» **Task goal**:
All of the entries need to be written out again, exactly as they are.
— Start of Exercise material —
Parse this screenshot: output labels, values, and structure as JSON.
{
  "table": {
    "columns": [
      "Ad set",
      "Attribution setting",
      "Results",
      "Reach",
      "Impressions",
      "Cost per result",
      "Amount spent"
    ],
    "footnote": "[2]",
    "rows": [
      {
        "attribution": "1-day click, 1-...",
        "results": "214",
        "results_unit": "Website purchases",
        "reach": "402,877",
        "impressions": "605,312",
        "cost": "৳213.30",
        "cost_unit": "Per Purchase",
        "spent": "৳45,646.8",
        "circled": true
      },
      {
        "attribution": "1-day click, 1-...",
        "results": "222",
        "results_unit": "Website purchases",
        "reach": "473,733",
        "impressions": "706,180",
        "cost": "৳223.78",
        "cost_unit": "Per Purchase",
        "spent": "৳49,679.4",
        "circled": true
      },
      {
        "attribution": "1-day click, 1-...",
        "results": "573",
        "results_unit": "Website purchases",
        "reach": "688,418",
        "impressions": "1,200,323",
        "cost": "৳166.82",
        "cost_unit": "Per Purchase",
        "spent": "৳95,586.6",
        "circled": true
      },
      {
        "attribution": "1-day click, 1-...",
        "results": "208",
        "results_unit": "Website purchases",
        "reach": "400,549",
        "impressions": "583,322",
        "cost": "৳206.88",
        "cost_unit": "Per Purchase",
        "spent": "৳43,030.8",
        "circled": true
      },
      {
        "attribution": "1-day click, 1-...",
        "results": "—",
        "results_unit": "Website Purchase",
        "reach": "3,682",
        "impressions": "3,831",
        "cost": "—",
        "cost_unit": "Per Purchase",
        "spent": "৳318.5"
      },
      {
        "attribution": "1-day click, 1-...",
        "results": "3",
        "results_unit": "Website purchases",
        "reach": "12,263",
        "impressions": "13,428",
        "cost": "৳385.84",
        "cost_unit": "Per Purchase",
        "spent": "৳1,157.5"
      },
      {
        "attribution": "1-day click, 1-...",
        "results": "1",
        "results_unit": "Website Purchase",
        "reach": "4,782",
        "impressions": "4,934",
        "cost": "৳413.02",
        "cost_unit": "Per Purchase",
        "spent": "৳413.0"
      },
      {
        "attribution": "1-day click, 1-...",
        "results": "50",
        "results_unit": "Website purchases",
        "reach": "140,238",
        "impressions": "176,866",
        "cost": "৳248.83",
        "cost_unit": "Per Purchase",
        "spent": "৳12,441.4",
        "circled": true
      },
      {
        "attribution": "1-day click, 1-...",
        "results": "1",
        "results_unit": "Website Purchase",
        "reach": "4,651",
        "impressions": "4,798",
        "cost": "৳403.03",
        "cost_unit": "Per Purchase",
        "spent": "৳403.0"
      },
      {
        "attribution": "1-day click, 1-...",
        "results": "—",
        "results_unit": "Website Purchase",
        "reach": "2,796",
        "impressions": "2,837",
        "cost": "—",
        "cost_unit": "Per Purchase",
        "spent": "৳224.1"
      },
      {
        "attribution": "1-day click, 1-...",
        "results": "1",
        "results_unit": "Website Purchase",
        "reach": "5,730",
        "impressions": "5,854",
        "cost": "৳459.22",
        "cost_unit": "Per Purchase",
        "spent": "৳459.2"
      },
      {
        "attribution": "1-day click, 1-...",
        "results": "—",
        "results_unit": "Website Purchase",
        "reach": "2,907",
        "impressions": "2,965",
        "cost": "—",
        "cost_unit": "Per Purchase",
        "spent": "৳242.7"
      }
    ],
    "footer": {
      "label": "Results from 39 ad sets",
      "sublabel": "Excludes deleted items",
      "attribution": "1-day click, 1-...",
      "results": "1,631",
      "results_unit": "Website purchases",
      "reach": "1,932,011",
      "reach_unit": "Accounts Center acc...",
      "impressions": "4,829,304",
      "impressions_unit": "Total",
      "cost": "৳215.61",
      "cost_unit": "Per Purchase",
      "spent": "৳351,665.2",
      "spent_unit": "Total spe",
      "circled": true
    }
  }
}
— End of Exercise material —
» **Response to the exercise**:
Parse this screenshot: output labels, values, and structure as JSON.
{
  "table": {
    "columns": [
      "Ad set",
      "Attribution setting",
      "Results",
      "Reach",
      "Impressions",
      "Cost per result",
      "Amount spent"
    ],
    "footnote": "[2]",
    "rows": [
      {
        "attribution": "1-day click, 1-...",
        "results": "214",
        "results_unit": "Website purchases",
        "reach": "402,877",
        "impressions": "605,312",
        "cost": "৳213.30",
        "cost_unit": "Per Purchase",
        "spent": "৳45,646.8",
        "circled": true
      },
      {
        "attribution": "1-day click, 1-...",
        "results": "222",
        "results_unit": "Website purchases",
        "reach": "473,733",
        "impressions": "706,180",
        "cost": "৳223.78",
        "cost_unit": "Per Purchase",
        "spent": "৳49,679.4",
        "circled": true
      },
      {
        "attribution": "1-day click, 1-...",
        "results": "573",
        "results_unit": "Website purchases",
        "reach": "688,418",
        "impressions": "1,200,323",
        "cost": "৳166.82",
        "cost_unit": "Per Purchase",
        "spent": "৳95,586.6",
        "circled": true
      },
      {
        "attribution": "1-day click, 1-...",
        "results": "208",
        "results_unit": "Website purchases",
        "reach": "400,549",
        "impressions": "583,322",
        "cost": "৳206.88",
        "cost_unit": "Per Purchase",
        "spent": "৳43,030.8",
        "circled": true
      },
      {
        "attribution": "1-day click, 1-...",
        "results": "—",
        "results_unit": "Website Purchase",
        "reach": "3,682",
        "impressions": "3,831",
        "cost": "—",
        "cost_unit": "Per Purchase",
        "spent": "৳318.5"
      },
      {
        "attribution": "1-day click, 1-...",
        "results": "3",
        "results_unit": "Website purchases",
        "reach": "12,263",
        "impressions": "13,428",
        "cost": "৳385.84",
        "cost_unit": "Per Purchase",
        "spent": "৳1,157.5"
      },
      {
        "attribution": "1-day click, 1-...",
        "results": "1",
        "results_unit": "Website Purchase",
        "reach": "4,782",
        "impressions": "4,934",
        "cost": "৳413.02",
        "cost_unit": "Per Purchase",
        "spent": "৳413.0"
      },
      {
        "attribution": "1-day click, 1-...",
        "results": "50",
        "results_unit": "Website purchases",
        "reach": "140,238",
        "impressions": "176,866",
        "cost": "৳248.83",
        "cost_unit": "Per Purchase",
        "spent": "৳12,441.4",
        "circled": true
      },
      {
        "attribution": "1-day click, 1-...",
        "results": "1",
        "results_unit": "Website Purchase",
        "reach": "4,651",
        "impressions": "4,798",
        "cost": "৳403.03",
        "cost_unit": "Per Purchase",
        "spent": "৳403.0"
      },
      {
        "attribution": "1-day click, 1-...",
        "results": "—",
        "results_unit": "Website Purchase",
        "reach": "2,796",
        "impressions": "2,837",
        "cost": "—",
        "cost_unit": "Per Purchase",
        "spent": "৳224.1"
      },
      {
        "attribution": "1-day click, 1-...",
        "results": "1",
        "results_unit": "Website Purchase",
        "reach": "5,730",
        "impressions": "5,854",
        "cost": "৳459.22",
        "cost_unit": "Per Purchase",
        "spent": "৳459.2"
      },
      {
        "attribution": "1-day click, 1-...",
        "results": "—",
        "results_unit": "Website Purchase",
        "reach": "2,907",
        "impressions": "2,965",
        "cost": "—",
        "cost_unit": "Per Purchase",
        "spent": "৳242.7"
      }
    ],
    "footer": {
      "label": "Results from 39 ad sets",
      "sublabel": "Excludes deleted items",
      "attribution": "1-day click, 1-...",
      "results": "1,631",
      "results_unit": "Website purchases",
      "reach": "1,932,011",
      "reach_unit": "Accounts Center acc...",
      "impressions": "4,829,304",
      "impressions_unit": "Total",
      "cost": "৳215.61",
      "cost_unit": "Per Purchase",
      "spent": "৳351,665.2",
      "spent_unit": "Total spe",
      "circled": true
    }
  }
}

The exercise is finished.